§ **Given problem**:
Reproduce the records below in full and word for word, excluding pictures.

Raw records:
--*--
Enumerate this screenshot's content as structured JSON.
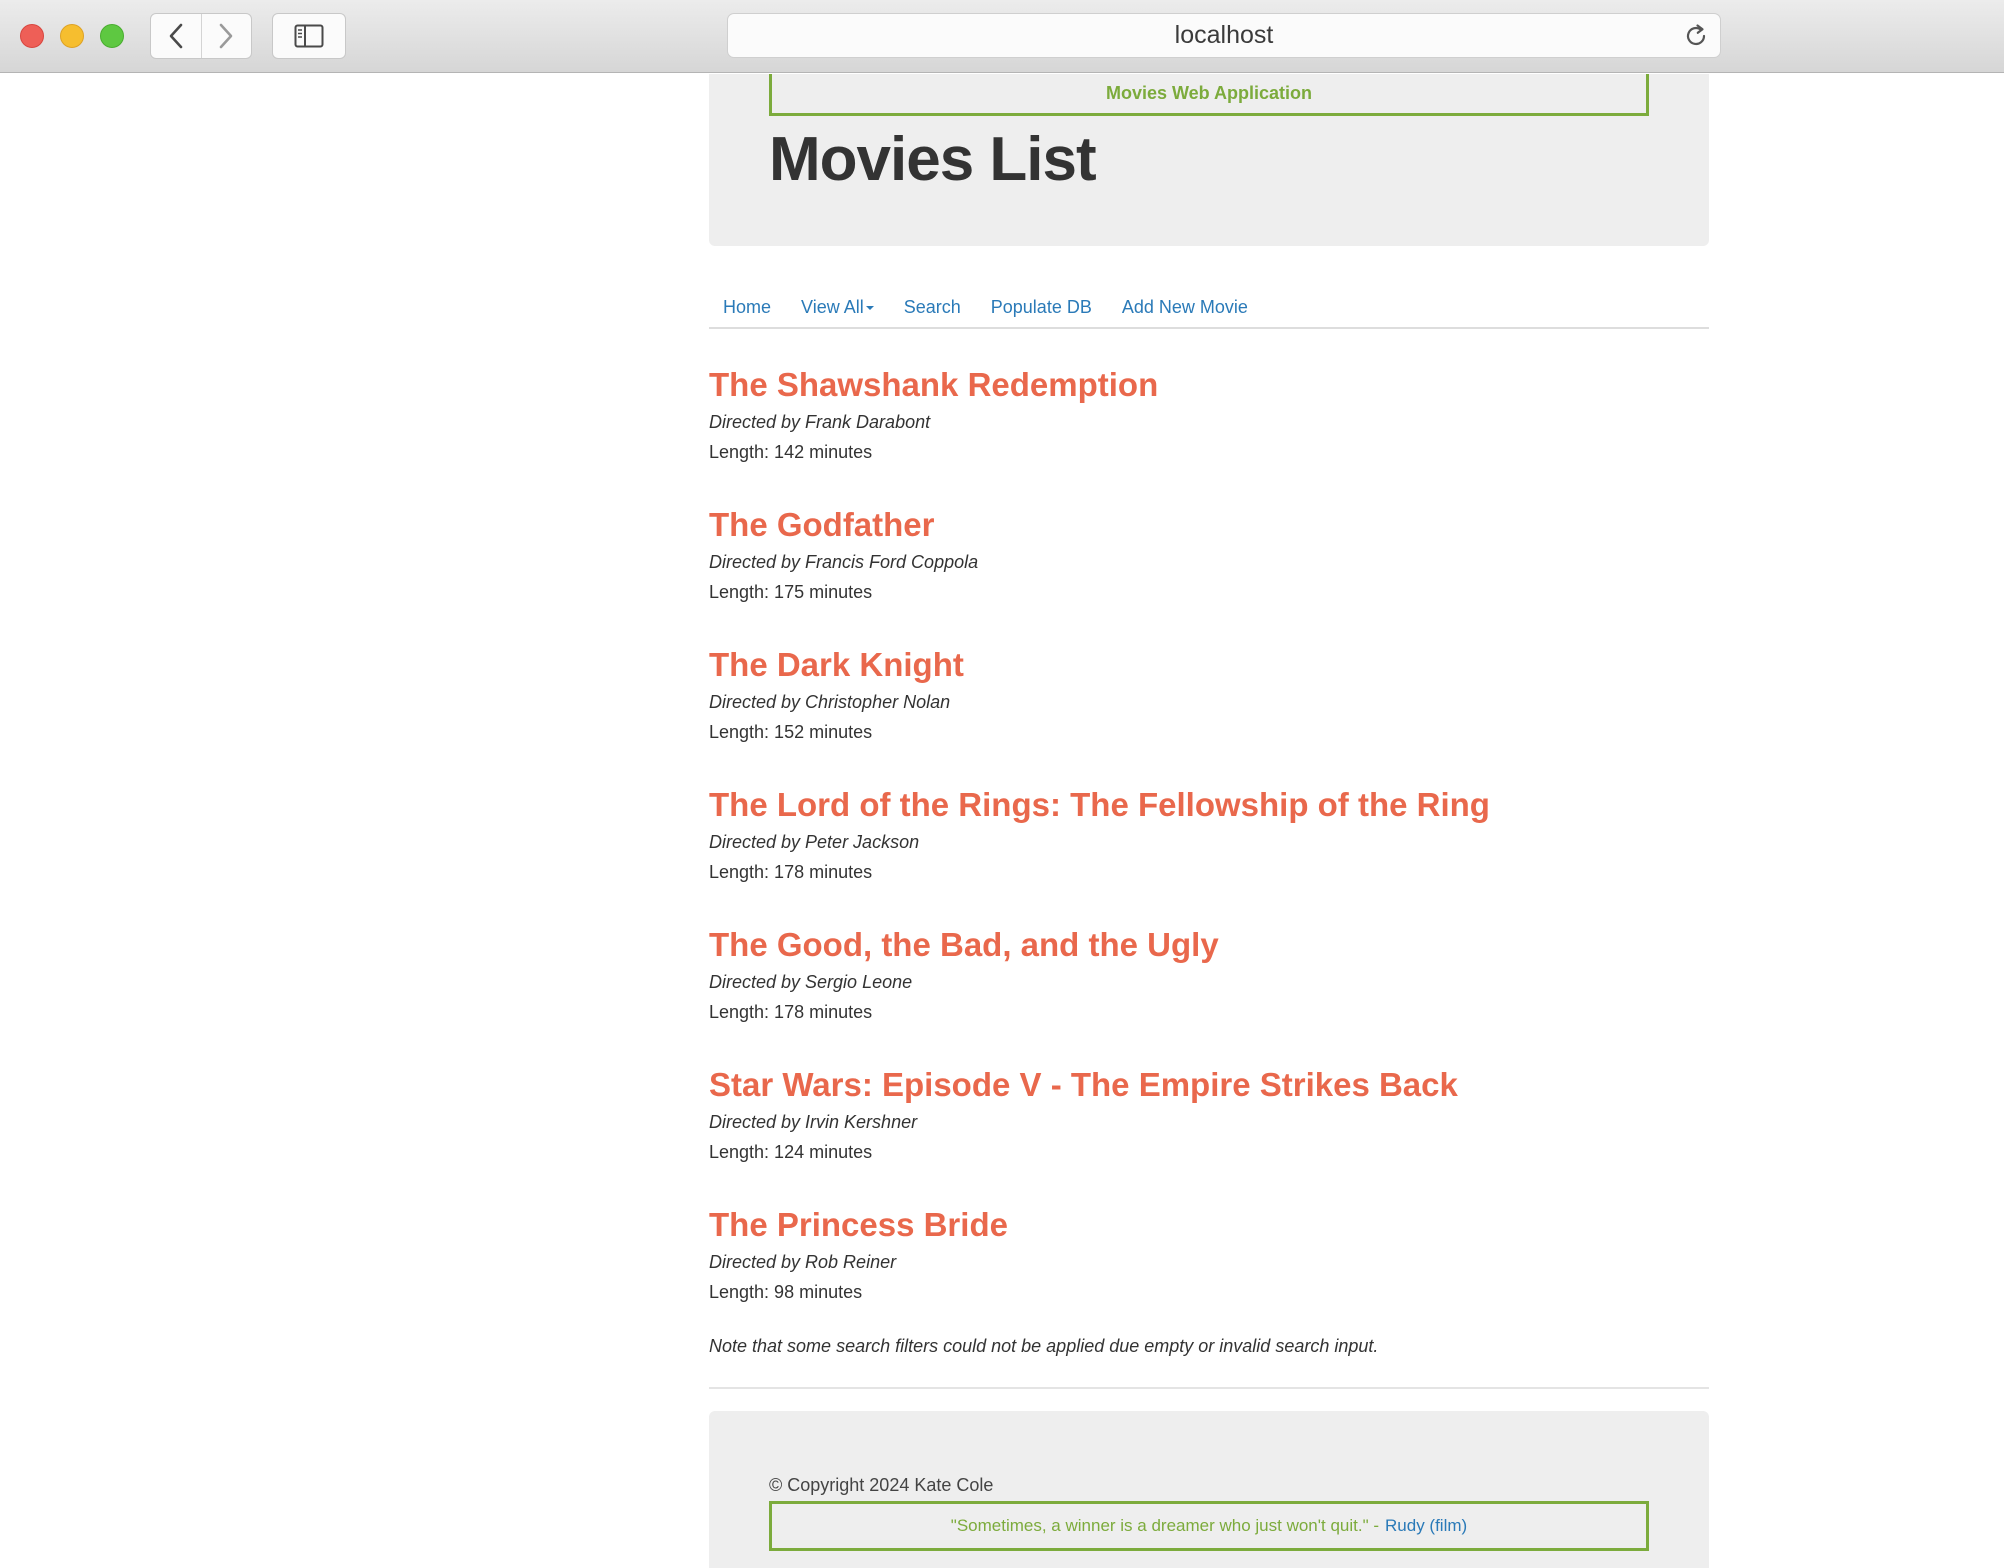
{
  "browser": {
    "url": "localhost"
  },
  "header": {
    "app_name": "Movies Web Application",
    "title": "Movies List"
  },
  "nav": {
    "items": [
      {
        "label": "Home"
      },
      {
        "label": "View All",
        "has_dropdown": true
      },
      {
        "label": "Search"
      },
      {
        "label": "Populate DB"
      },
      {
        "label": "Add New Movie"
      }
    ]
  },
  "movies": [
    {
      "title": "The Shawshank Redemption",
      "director": "Directed by Frank Darabont",
      "length": "Length: 142 minutes"
    },
    {
      "title": "The Godfather",
      "director": "Directed by Francis Ford Coppola",
      "length": "Length: 175 minutes"
    },
    {
      "title": "The Dark Knight",
      "director": "Directed by Christopher Nolan",
      "length": "Length: 152 minutes"
    },
    {
      "title": "The Lord of the Rings: The Fellowship of the Ring",
      "director": "Directed by Peter Jackson",
      "length": "Length: 178 minutes"
    },
    {
      "title": "The Good, the Bad, and the Ugly",
      "director": "Directed by Sergio Leone",
      "length": "Length: 178 minutes"
    },
    {
      "title": "Star Wars: Episode V - The Empire Strikes Back",
      "director": "Directed by Irvin Kershner",
      "length": "Length: 124 minutes"
    },
    {
      "title": "The Princess Bride",
      "director": "Directed by Rob Reiner",
      "length": "Length: 98 minutes"
    }
  ],
  "note": "Note that some search filters could not be applied due empty or invalid search input.",
  "footer": {
    "copyright": "© Copyright 2024 Kate Cole",
    "quote": "\"Sometimes, a winner is a dreamer who just won't quit.\" -",
    "quote_source": "Rudy (film)"
  },
  "colors": {
    "accent_green": "#7cab3c",
    "movie_title": "#e9684c",
    "link_blue": "#2a7ab8"
  }
}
--*--
§ **Worked solution**:
Enumerate this screenshot's content as structured JSON.
{
  "browser": {
    "url": "localhost"
  },
  "header": {
    "app_name": "Movies Web Application",
    "title": "Movies List"
  },
  "nav": {
    "items": [
      {
        "label": "Home"
      },
      {
        "label": "View All",
        "has_dropdown": true
      },
      {
        "label": "Search"
      },
      {
        "label": "Populate DB"
      },
      {
        "label": "Add New Movie"
      }
    ]
  },
  "movies": [
    {
      "title": "The Shawshank Redemption",
      "director": "Directed by Frank Darabont",
      "length": "Length: 142 minutes"
    },
    {
      "title": "The Godfather",
      "director": "Directed by Francis Ford Coppola",
      "length": "Length: 175 minutes"
    },
    {
      "title": "The Dark Knight",
      "director": "Directed by Christopher Nolan",
      "length": "Length: 152 minutes"
    },
    {
      "title": "The Lord of the Rings: The Fellowship of the Ring",
      "director": "Directed by Peter Jackson",
      "length": "Length: 178 minutes"
    },
    {
      "title": "The Good, the Bad, and the Ugly",
      "director": "Directed by Sergio Leone",
      "length": "Length: 178 minutes"
    },
    {
      "title": "Star Wars: Episode V - The Empire Strikes Back",
      "director": "Directed by Irvin Kershner",
      "length": "Length: 124 minutes"
    },
    {
      "title": "The Princess Bride",
      "director": "Directed by Rob Reiner",
      "length": "Length: 98 minutes"
    }
  ],
  "note": "Note that some search filters could not be applied due empty or invalid search input.",
  "footer": {
    "copyright": "© Copyright 2024 Kate Cole",
    "quote": "\"Sometimes, a winner is a dreamer who just won't quit.\" -",
    "quote_source": "Rudy (film)"
  },
  "colors": {
    "accent_green": "#7cab3c",
    "movie_title": "#e9684c",
    "link_blue": "#2a7ab8"
  }
}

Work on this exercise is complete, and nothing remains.